▶ **What you are asked to do**
In the listing, starting with the line with "- thumb-detail: [1228, 552, 1246, 588]" and going on through the line with "- morocco-star-icon: ☆: [824, 897, 856, 935]", rename "trigram-icon" to "bagua-icon" and give those lines again with nothing else changed.

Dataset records
--*--

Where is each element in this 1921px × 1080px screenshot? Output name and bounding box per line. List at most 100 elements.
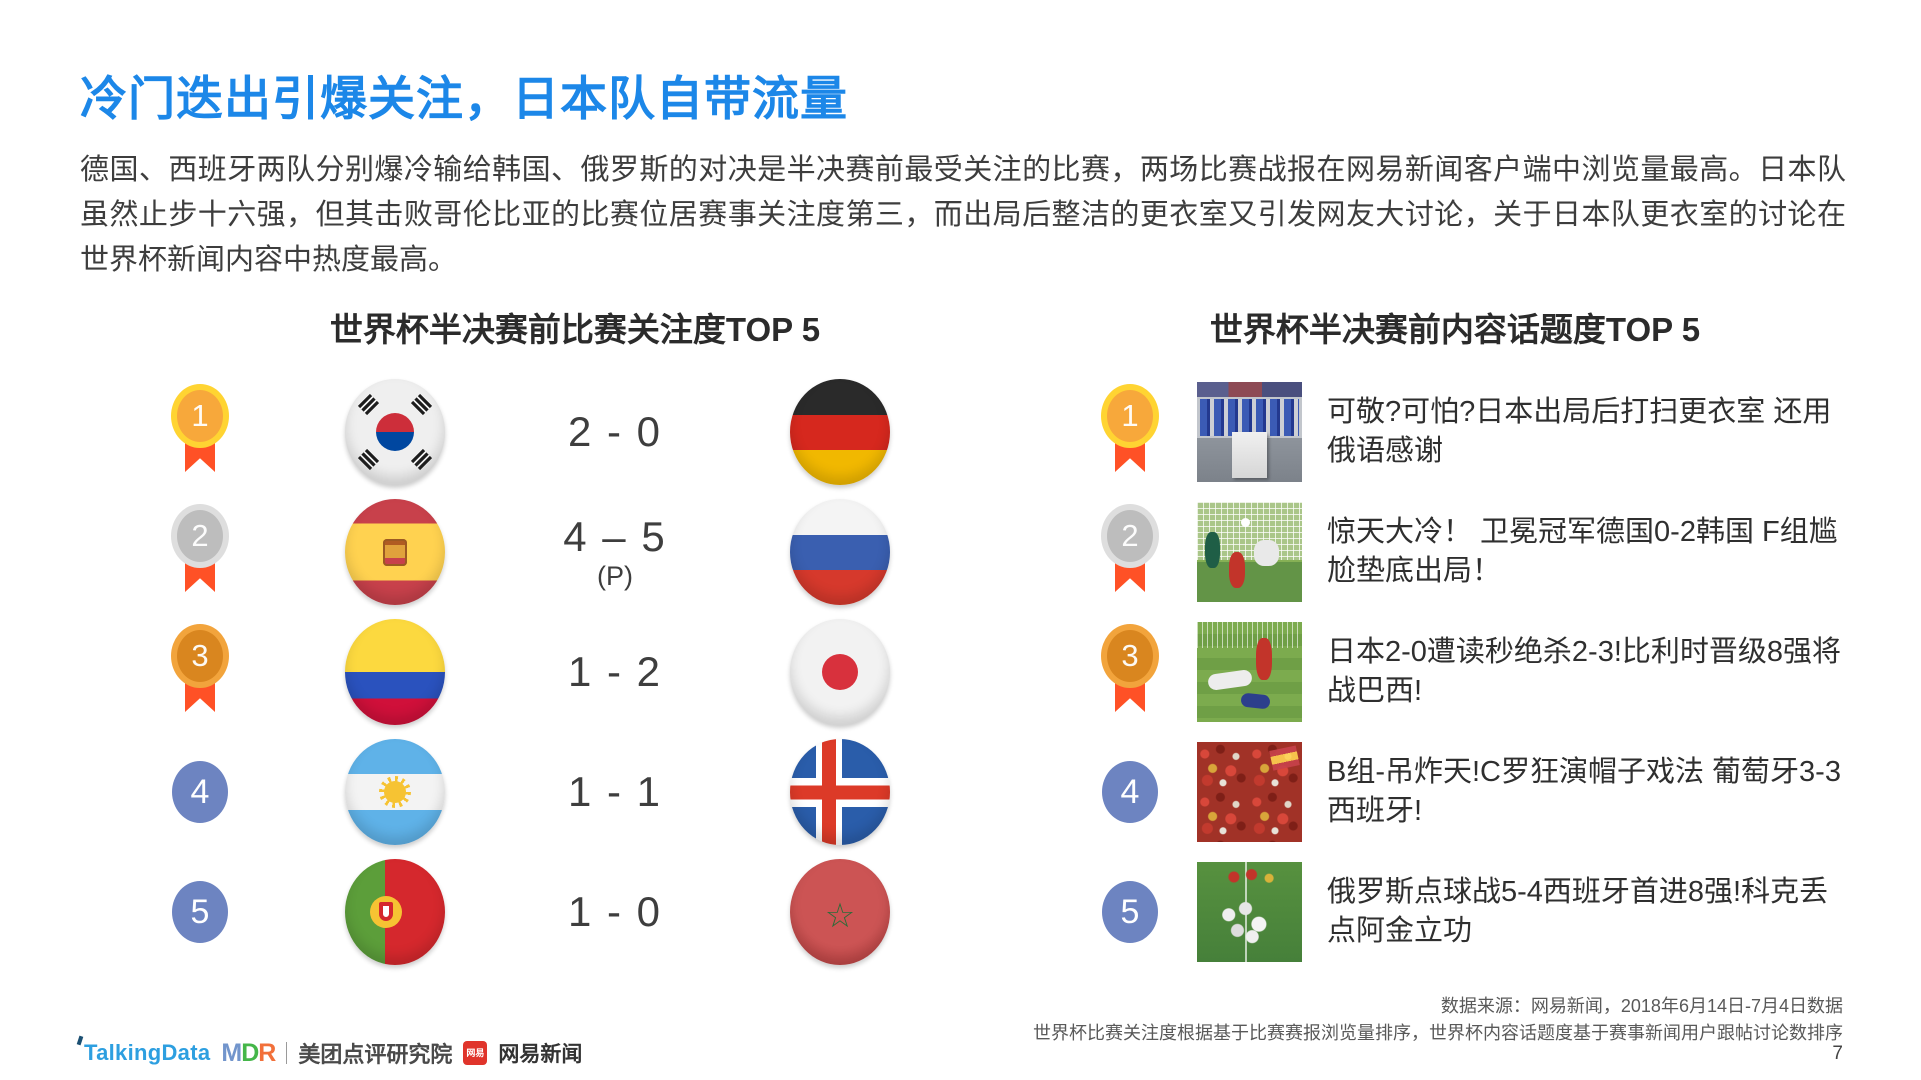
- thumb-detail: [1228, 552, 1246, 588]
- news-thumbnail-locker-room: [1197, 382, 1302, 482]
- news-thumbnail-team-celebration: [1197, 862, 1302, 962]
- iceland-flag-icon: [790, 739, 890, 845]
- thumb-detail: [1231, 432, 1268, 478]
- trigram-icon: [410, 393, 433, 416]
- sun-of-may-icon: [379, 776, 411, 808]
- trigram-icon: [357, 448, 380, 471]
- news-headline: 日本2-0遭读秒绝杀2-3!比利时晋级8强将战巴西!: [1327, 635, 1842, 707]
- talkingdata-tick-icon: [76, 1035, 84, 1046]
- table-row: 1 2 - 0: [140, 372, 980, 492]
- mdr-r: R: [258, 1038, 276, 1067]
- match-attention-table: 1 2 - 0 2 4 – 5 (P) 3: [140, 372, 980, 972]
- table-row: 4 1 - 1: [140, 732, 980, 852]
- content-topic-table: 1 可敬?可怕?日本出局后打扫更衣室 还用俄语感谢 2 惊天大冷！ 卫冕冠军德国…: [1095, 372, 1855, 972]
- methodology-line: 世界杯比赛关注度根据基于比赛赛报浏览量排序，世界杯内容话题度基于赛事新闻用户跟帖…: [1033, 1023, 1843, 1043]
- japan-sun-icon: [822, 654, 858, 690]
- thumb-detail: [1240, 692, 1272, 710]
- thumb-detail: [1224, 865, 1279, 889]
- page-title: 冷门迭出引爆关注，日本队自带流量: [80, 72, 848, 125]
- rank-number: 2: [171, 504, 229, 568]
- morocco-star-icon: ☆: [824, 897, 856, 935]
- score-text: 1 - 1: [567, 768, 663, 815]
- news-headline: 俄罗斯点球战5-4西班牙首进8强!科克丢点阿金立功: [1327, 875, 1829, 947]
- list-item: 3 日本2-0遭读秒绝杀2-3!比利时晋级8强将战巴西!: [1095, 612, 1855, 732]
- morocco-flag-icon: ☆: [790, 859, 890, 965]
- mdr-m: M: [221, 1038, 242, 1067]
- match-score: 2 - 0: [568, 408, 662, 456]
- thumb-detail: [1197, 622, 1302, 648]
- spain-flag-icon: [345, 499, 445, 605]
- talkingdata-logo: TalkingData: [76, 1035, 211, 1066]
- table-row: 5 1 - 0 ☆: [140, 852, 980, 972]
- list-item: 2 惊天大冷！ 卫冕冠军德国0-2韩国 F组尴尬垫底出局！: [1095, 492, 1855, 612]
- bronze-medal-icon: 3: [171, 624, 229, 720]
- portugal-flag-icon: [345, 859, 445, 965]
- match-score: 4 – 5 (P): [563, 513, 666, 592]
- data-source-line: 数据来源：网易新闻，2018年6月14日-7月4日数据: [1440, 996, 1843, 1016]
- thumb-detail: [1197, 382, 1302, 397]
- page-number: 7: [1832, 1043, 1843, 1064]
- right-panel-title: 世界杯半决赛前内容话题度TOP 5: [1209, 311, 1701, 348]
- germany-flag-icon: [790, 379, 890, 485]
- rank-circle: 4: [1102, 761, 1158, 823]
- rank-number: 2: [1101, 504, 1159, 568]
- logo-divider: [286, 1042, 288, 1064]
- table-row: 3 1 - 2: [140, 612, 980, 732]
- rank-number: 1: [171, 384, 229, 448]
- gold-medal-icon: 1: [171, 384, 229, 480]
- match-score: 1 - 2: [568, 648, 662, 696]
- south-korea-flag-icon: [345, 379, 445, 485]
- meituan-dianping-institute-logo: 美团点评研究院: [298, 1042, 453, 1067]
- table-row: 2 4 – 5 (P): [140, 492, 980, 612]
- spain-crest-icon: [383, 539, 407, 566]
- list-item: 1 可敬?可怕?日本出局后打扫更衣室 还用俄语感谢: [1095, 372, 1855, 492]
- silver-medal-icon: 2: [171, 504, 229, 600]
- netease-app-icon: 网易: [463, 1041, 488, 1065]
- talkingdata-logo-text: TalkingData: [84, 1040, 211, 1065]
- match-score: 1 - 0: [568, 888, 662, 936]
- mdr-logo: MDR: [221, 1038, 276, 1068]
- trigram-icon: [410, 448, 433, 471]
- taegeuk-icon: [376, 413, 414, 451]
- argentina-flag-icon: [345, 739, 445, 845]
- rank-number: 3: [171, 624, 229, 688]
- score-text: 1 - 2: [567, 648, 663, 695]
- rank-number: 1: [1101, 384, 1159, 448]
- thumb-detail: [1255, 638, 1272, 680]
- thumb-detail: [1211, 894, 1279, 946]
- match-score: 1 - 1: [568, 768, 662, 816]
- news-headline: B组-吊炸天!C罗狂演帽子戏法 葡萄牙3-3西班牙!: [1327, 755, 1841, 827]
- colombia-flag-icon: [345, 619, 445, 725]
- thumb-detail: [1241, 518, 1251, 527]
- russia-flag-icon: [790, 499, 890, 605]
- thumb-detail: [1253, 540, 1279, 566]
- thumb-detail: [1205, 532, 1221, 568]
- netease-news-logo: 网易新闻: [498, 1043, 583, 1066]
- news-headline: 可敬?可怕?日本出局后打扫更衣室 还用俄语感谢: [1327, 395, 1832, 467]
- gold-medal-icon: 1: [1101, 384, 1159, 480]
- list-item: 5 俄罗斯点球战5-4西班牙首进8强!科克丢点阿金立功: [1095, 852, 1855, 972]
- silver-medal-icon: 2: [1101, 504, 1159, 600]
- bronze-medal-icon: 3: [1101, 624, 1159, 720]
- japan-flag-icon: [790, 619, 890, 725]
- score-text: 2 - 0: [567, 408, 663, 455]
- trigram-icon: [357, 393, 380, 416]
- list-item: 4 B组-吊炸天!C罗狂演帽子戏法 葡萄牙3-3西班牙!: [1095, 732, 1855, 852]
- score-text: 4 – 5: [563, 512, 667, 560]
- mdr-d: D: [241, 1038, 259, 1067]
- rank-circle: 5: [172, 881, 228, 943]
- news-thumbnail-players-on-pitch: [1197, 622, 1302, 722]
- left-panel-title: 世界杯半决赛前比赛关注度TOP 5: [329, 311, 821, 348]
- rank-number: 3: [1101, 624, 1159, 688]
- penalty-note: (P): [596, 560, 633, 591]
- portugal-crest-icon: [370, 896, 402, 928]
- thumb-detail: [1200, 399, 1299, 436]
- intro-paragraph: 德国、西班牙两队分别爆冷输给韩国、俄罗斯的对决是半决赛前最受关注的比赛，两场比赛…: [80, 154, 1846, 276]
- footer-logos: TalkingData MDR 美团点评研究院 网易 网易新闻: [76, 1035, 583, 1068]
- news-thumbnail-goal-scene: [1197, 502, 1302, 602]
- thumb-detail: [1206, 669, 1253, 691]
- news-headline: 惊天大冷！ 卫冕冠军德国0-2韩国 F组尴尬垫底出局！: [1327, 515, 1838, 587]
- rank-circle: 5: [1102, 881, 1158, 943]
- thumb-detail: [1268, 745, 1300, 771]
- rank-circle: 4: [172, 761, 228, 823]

--*--

▶ **The result**
- thumb-detail: [1228, 552, 1246, 588]
- news-thumbnail-locker-room: [1197, 382, 1302, 482]
- news-thumbnail-team-celebration: [1197, 862, 1302, 962]
- iceland-flag-icon: [790, 739, 890, 845]
- thumb-detail: [1231, 432, 1268, 478]
- bagua-icon: [410, 393, 433, 416]
- sun-of-may-icon: [379, 776, 411, 808]
- bagua-icon: [357, 448, 380, 471]
- news-headline: 日本2-0遭读秒绝杀2-3!比利时晋级8强将战巴西!: [1327, 635, 1842, 707]
- talkingdata-tick-icon: [76, 1035, 84, 1046]
- table-row: 1 2 - 0: [140, 372, 980, 492]
- mdr-r: R: [258, 1038, 276, 1067]
- match-attention-table: 1 2 - 0 2 4 – 5 (P) 3: [140, 372, 980, 972]
- table-row: 4 1 - 1: [140, 732, 980, 852]
- content-topic-table: 1 可敬?可怕?日本出局后打扫更衣室 还用俄语感谢 2 惊天大冷！ 卫冕冠军德国…: [1095, 372, 1855, 972]
- methodology-line: 世界杯比赛关注度根据基于比赛赛报浏览量排序，世界杯内容话题度基于赛事新闻用户跟帖…: [1033, 1023, 1843, 1043]
- japan-sun-icon: [822, 654, 858, 690]
- thumb-detail: [1240, 692, 1272, 710]
- thumb-detail: [1224, 865, 1279, 889]
- page-title: 冷门迭出引爆关注，日本队自带流量: [80, 72, 848, 125]
- rank-number: 2: [171, 504, 229, 568]
- morocco-star-icon: ☆: [824, 897, 856, 935]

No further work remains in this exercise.